### TASK TO CARRY OUT
Leave out the pictures; transcribe all else exactly.

### Stored dataset items
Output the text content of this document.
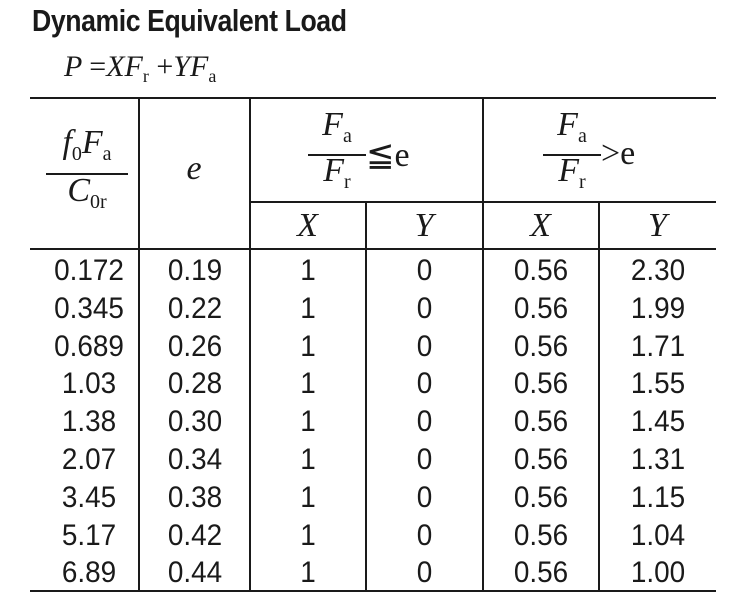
Dynamic Equivalent Load
$P =XF_r +YF_a$
$f_0F_a$
$C_{0r}$
e
$F_a$
$F_r$
≦e
$F_a$
$F_r$
>e
X	Y	X	Y
0.172	0.19	1	0	0.56	2.30
0.345	0.22	1	0	0.56	1.99
0.689	0.26	1	0	0.56	1.71
1.03	0.28	1	0	0.56	1.55
1.38	0.30	1	0	0.56	1.45
2.07	0.34	1	0	0.56	1.31
3.45	0.38	1	0	0.56	1.15
5.17	0.42	1	0	0.56	1.04
6.89	0.44	1	0	0.56	1.00
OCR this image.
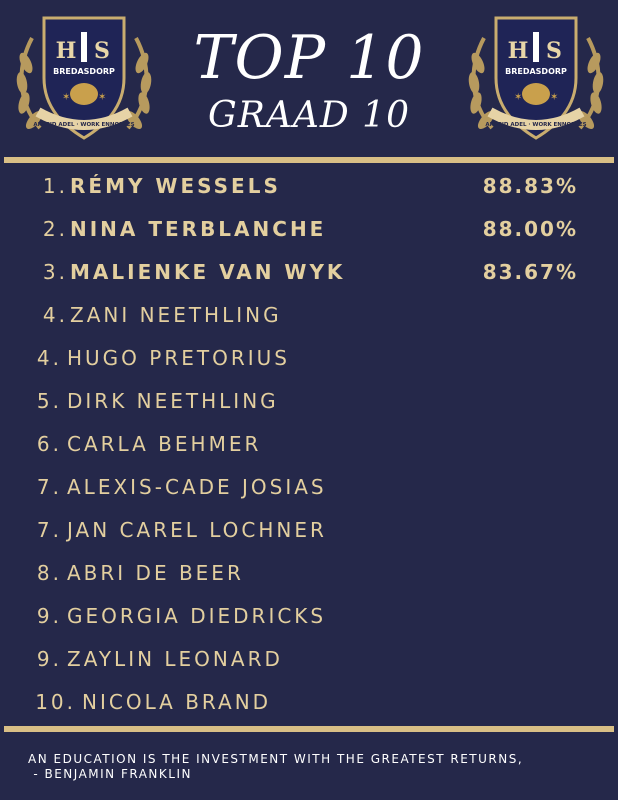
H S
BREDASDORP
✶	✶
ARBEID ADEL · WORK ENNOBLES
H S
BREDASDORP
✶	✶
ARBEID ADEL · WORK ENNOBLES
TOP 10
GRAAD 10
1. RÉMY WESSELS	88.83%
2. NINA TERBLANCHE	88.00%
3. MALIENKE VAN WYK	83.67%
4. ZANI NEETHLING
4. HUGO PRETORIUS
5. DIRK NEETHLING
6. CARLA BEHMER
7. ALEXIS-CADE JOSIAS
7. JAN CAREL LOCHNER
8. ABRI DE BEER
9. GEORGIA DIEDRICKS
9. ZAYLIN LEONARD
10. NICOLA BRAND
AN EDUCATION IS THE INVESTMENT WITH THE GREATEST RETURNS,
- BENJAMIN FRANKLIN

### ANSWER TO THIS EXERCISE
Output the text content of this document.
Dynamic Equivalent Load
$P =XF_r +YF_a$
$f_0F_a$
$C_{0r}$
e
$F_a$
$F_r$
≦e
$F_a$
$F_r$
>e
X	Y	X	Y
0.172	0.19	1	0	0.56	2.30
0.345	0.22	1	0	0.56	1.99
0.689	0.26	1	0	0.56	1.71
1.03	0.28	1	0	0.56	1.55
1.38	0.30	1	0	0.56	1.45
2.07	0.34	1	0	0.56	1.31
3.45	0.38	1	0	0.56	1.15
5.17	0.42	1	0	0.56	1.04
6.89	0.44	1	0	0.56	1.00
OCR this image.
H S
BREDASDORP
✶	✶
ARBEID ADEL · WORK ENNOBLES
H S
BREDASDORP
✶	✶
ARBEID ADEL · WORK ENNOBLES
TOP 10
GRAAD 10
1. RÉMY WESSELS	88.83%
2. NINA TERBLANCHE	88.00%
3. MALIENKE VAN WYK	83.67%
4. ZANI NEETHLING
4. HUGO PRETORIUS
5. DIRK NEETHLING
6. CARLA BEHMER
7. ALEXIS-CADE JOSIAS
7. JAN CAREL LOCHNER
8. ABRI DE BEER
9. GEORGIA DIEDRICKS
9. ZAYLIN LEONARD
10. NICOLA BRAND
AN EDUCATION IS THE INVESTMENT WITH THE GREATEST RETURNS,
- BENJAMIN FRANKLIN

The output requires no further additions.